--- START ---

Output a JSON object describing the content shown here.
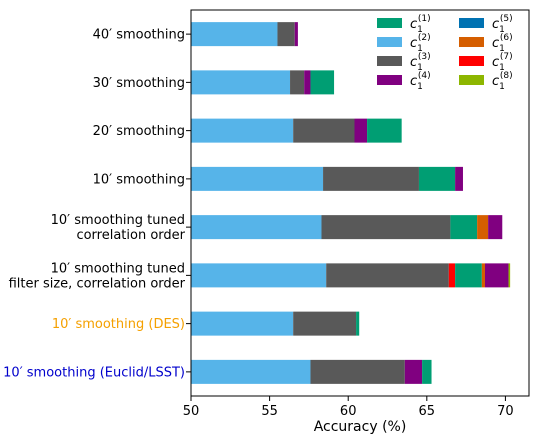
{
  "chart_data": {
    "type": "bar",
    "orientation": "horizontal",
    "stacked": true,
    "xlabel": "Accuracy (%)",
    "xlim": [
      50,
      71.5
    ],
    "xticks": [
      "50",
      "55",
      "60",
      "65",
      "70"
    ],
    "xtick_values": [
      50,
      55,
      60,
      65,
      70
    ],
    "grid": false,
    "legend_position": "top-right",
    "categories": [
      {
        "label_lines": [
          "40′ smoothing"
        ],
        "color": "#000000"
      },
      {
        "label_lines": [
          "30′ smoothing"
        ],
        "color": "#000000"
      },
      {
        "label_lines": [
          "20′ smoothing"
        ],
        "color": "#000000"
      },
      {
        "label_lines": [
          "10′ smoothing"
        ],
        "color": "#000000"
      },
      {
        "label_lines": [
          "10′  smoothing tuned",
          "correlation order"
        ],
        "color": "#000000"
      },
      {
        "label_lines": [
          "10′  smoothing tuned",
          "filter size, correlation order"
        ],
        "color": "#000000"
      },
      {
        "label_lines": [
          "10′ smoothing (DES)"
        ],
        "color": "#f5a000"
      },
      {
        "label_lines": [
          "10′ smoothing (Euclid/LSST)"
        ],
        "color": "#0000cc"
      }
    ],
    "series": [
      {
        "name": "c1(1)",
        "sup": "(1)",
        "color": "#009e73"
      },
      {
        "name": "c1(2)",
        "sup": "(2)",
        "color": "#56b4e9"
      },
      {
        "name": "c1(3)",
        "sup": "(3)",
        "color": "#595959"
      },
      {
        "name": "c1(4)",
        "sup": "(4)",
        "color": "#800080"
      },
      {
        "name": "c1(5)",
        "sup": "(5)",
        "color": "#0072b2"
      },
      {
        "name": "c1(6)",
        "sup": "(6)",
        "color": "#d55e00"
      },
      {
        "name": "c1(7)",
        "sup": "(7)",
        "color": "#ff0000"
      },
      {
        "name": "c1(8)",
        "sup": "(8)",
        "color": "#8db600"
      }
    ],
    "segments": [
      [
        {
          "series": 1,
          "start": 50,
          "end": 55.5
        },
        {
          "series": 2,
          "start": 55.5,
          "end": 56.6
        },
        {
          "series": 3,
          "start": 56.6,
          "end": 56.8
        }
      ],
      [
        {
          "series": 1,
          "start": 50,
          "end": 56.3
        },
        {
          "series": 2,
          "start": 56.3,
          "end": 57.2
        },
        {
          "series": 3,
          "start": 57.2,
          "end": 57.6
        },
        {
          "series": 0,
          "start": 57.6,
          "end": 59.1
        }
      ],
      [
        {
          "series": 1,
          "start": 50,
          "end": 56.5
        },
        {
          "series": 2,
          "start": 56.5,
          "end": 60.4
        },
        {
          "series": 3,
          "start": 60.4,
          "end": 61.2
        },
        {
          "series": 0,
          "start": 61.2,
          "end": 63.4
        }
      ],
      [
        {
          "series": 1,
          "start": 50,
          "end": 58.4
        },
        {
          "series": 2,
          "start": 58.4,
          "end": 64.5
        },
        {
          "series": 0,
          "start": 64.5,
          "end": 66.8
        },
        {
          "series": 3,
          "start": 66.8,
          "end": 67.3
        }
      ],
      [
        {
          "series": 1,
          "start": 50,
          "end": 58.3
        },
        {
          "series": 2,
          "start": 58.3,
          "end": 66.5
        },
        {
          "series": 0,
          "start": 66.5,
          "end": 68.2
        },
        {
          "series": 5,
          "start": 68.2,
          "end": 68.9
        },
        {
          "series": 3,
          "start": 68.9,
          "end": 69.8
        }
      ],
      [
        {
          "series": 1,
          "start": 50,
          "end": 58.6
        },
        {
          "series": 2,
          "start": 58.6,
          "end": 66.4
        },
        {
          "series": 6,
          "start": 66.4,
          "end": 66.8
        },
        {
          "series": 0,
          "start": 66.8,
          "end": 68.5
        },
        {
          "series": 5,
          "start": 68.5,
          "end": 68.7
        },
        {
          "series": 3,
          "start": 68.7,
          "end": 70.2
        },
        {
          "series": 7,
          "start": 70.2,
          "end": 70.3
        }
      ],
      [
        {
          "series": 1,
          "start": 50,
          "end": 56.5
        },
        {
          "series": 2,
          "start": 56.5,
          "end": 60.5
        },
        {
          "series": 0,
          "start": 60.5,
          "end": 60.7
        }
      ],
      [
        {
          "series": 1,
          "start": 50,
          "end": 57.6
        },
        {
          "series": 2,
          "start": 57.6,
          "end": 63.6
        },
        {
          "series": 3,
          "start": 63.6,
          "end": 64.7
        },
        {
          "series": 0,
          "start": 64.7,
          "end": 65.3
        }
      ]
    ]
  }
}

--- END ---

Make a list of all lines in the data that contain "order".

          "correlation order"
          "filter size, correlation order"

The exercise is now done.